Copy every line that contains the string "nNov" from the entries below.

Data listing:
● ● ● ● ● ● ●

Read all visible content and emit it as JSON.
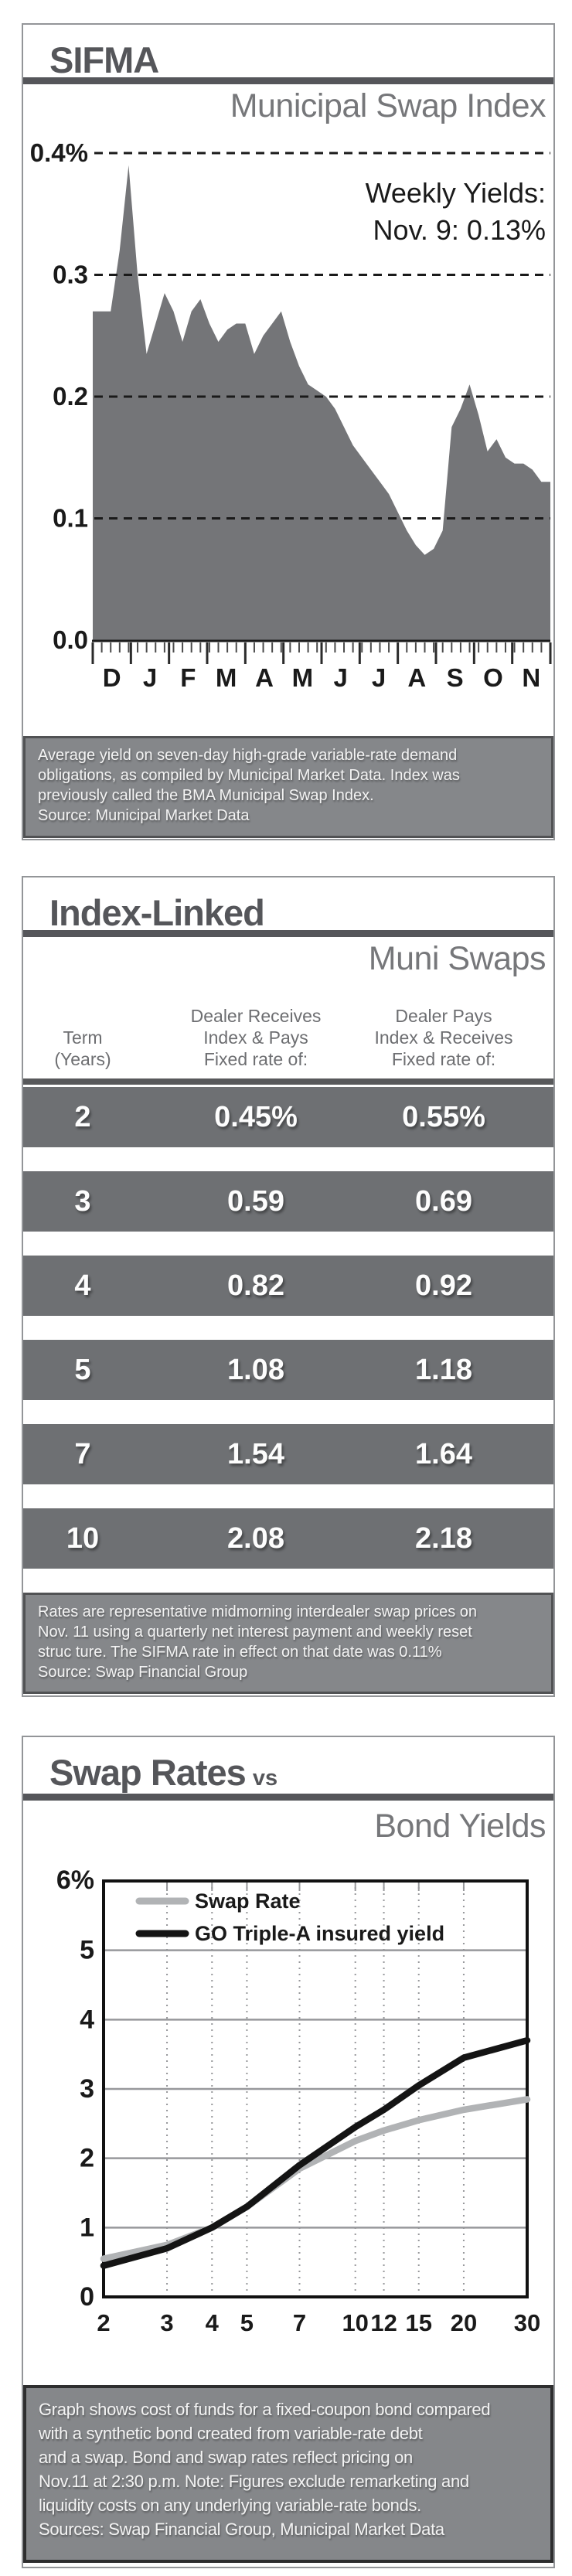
{
  "colors": {
    "title_dark": "#55565a",
    "subtitle_gray": "#76777a",
    "panel_border": "#939598",
    "area_fill": "#747578",
    "table_row_bg": "#6e7073",
    "footer_bg": "#85878a",
    "swap_rate_line": "#b1b3b5",
    "go_yield_line": "#141414"
  },
  "panels": [
    {
      "title": "SIFMA",
      "subtitle": "Municipal Swap Index",
      "footer": "Average yield on seven-day high-grade variable-rate demand\nobligations, as compiled by Municipal Market Data.  Index was\npreviously called the BMA Municipal Swap Index.\nSource: Municipal Market Data"
    },
    {
      "title": "Index-Linked",
      "subtitle": "Muni Swaps",
      "table": {
        "col_headers": [
          "Term\n(Years)",
          "Dealer Receives\nIndex & Pays\nFixed rate of:",
          "Dealer Pays\nIndex & Receives\nFixed rate of:"
        ],
        "rows": [
          {
            "term": "2",
            "receives": "0.45%",
            "pays": "0.55%"
          },
          {
            "term": "3",
            "receives": "0.59",
            "pays": "0.69"
          },
          {
            "term": "4",
            "receives": "0.82",
            "pays": "0.92"
          },
          {
            "term": "5",
            "receives": "1.08",
            "pays": "1.18"
          },
          {
            "term": "7",
            "receives": "1.54",
            "pays": "1.64"
          },
          {
            "term": "10",
            "receives": "2.08",
            "pays": "2.18"
          }
        ]
      },
      "footer": "Rates are representative midmorning interdealer swap prices on\nNov. 11 using a quarterly net interest payment and weekly reset\nstruc ture. The SIFMA rate in effect on that date was 0.11%\nSource: Swap Financial Group"
    },
    {
      "title": "Swap Rates",
      "title_suffix": "vs",
      "subtitle": "Bond Yields",
      "footer": "Graph shows cost of funds for a fixed-coupon bond compared\nwith a synthetic bond created from variable-rate debt\nand a swap. Bond and swap rates reflect pricing on\nNov.11 at 2:30 p.m. Note: Figures exclude remarketing and\nliquidity costs on any underlying variable-rate bonds.\nSources: Swap Financial Group, Municipal Market Data"
    }
  ],
  "chart_data": [
    {
      "type": "area",
      "title": "Municipal Swap Index",
      "annotation_line1": "Weekly Yields:",
      "annotation_line2": "Nov. 9: 0.13%",
      "ylim": [
        0,
        0.4
      ],
      "yticks": [
        "0.4%",
        "0.3",
        "0.2",
        "0.1",
        "0.0"
      ],
      "x_months": [
        "D",
        "J",
        "F",
        "M",
        "A",
        "M",
        "J",
        "J",
        "A",
        "S",
        "O",
        "N"
      ],
      "x_unit": "weekly",
      "area_color": "#747578",
      "weekly_values": [
        0.27,
        0.27,
        0.27,
        0.32,
        0.39,
        0.3,
        0.235,
        0.26,
        0.285,
        0.27,
        0.245,
        0.27,
        0.28,
        0.26,
        0.245,
        0.255,
        0.26,
        0.26,
        0.235,
        0.25,
        0.26,
        0.27,
        0.245,
        0.225,
        0.21,
        0.205,
        0.2,
        0.19,
        0.175,
        0.16,
        0.15,
        0.14,
        0.13,
        0.12,
        0.105,
        0.09,
        0.078,
        0.07,
        0.075,
        0.09,
        0.175,
        0.19,
        0.21,
        0.185,
        0.155,
        0.165,
        0.15,
        0.145,
        0.145,
        0.14,
        0.13,
        0.13
      ]
    },
    {
      "type": "line",
      "title": "Swap Rates vs Bond Yields",
      "x": [
        2,
        3,
        4,
        5,
        7,
        10,
        12,
        15,
        20,
        30
      ],
      "x_scale": "log",
      "ylim": [
        0,
        6
      ],
      "yticks": [
        "6%",
        "5",
        "4",
        "3",
        "2",
        "1",
        "0"
      ],
      "grid": true,
      "legend_position": "top-left",
      "series": [
        {
          "name": "Swap Rate",
          "color": "#b1b3b5",
          "values": [
            0.55,
            0.75,
            1.0,
            1.3,
            1.85,
            2.25,
            2.4,
            2.55,
            2.7,
            2.85
          ]
        },
        {
          "name": "GO Triple-A insured yield",
          "color": "#141414",
          "values": [
            0.45,
            0.7,
            1.0,
            1.3,
            1.9,
            2.45,
            2.7,
            3.05,
            3.45,
            3.7
          ]
        }
      ]
    }
  ]
}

● ● ● ● ● ● ●

Reply to the exercise
      "footer": "Rates are representative midmorning interdealer swap prices on\nNov. 11 using a quarterly net interest payment and weekly reset\nstruc ture. The SIFMA rate in effect on that date was 0.11%\nSource: Swap Financial Group"
      "footer": "Graph shows cost of funds for a fixed-coupon bond compared\nwith a synthetic bond created from variable-rate debt\nand a swap. Bond and swap rates reflect pricing on\nNov.11 at 2:30 p.m. Note: Figures exclude remarketing and\nliquidity costs on any underlying variable-rate bonds.\nSources: Swap Financial Group, Municipal Market Data"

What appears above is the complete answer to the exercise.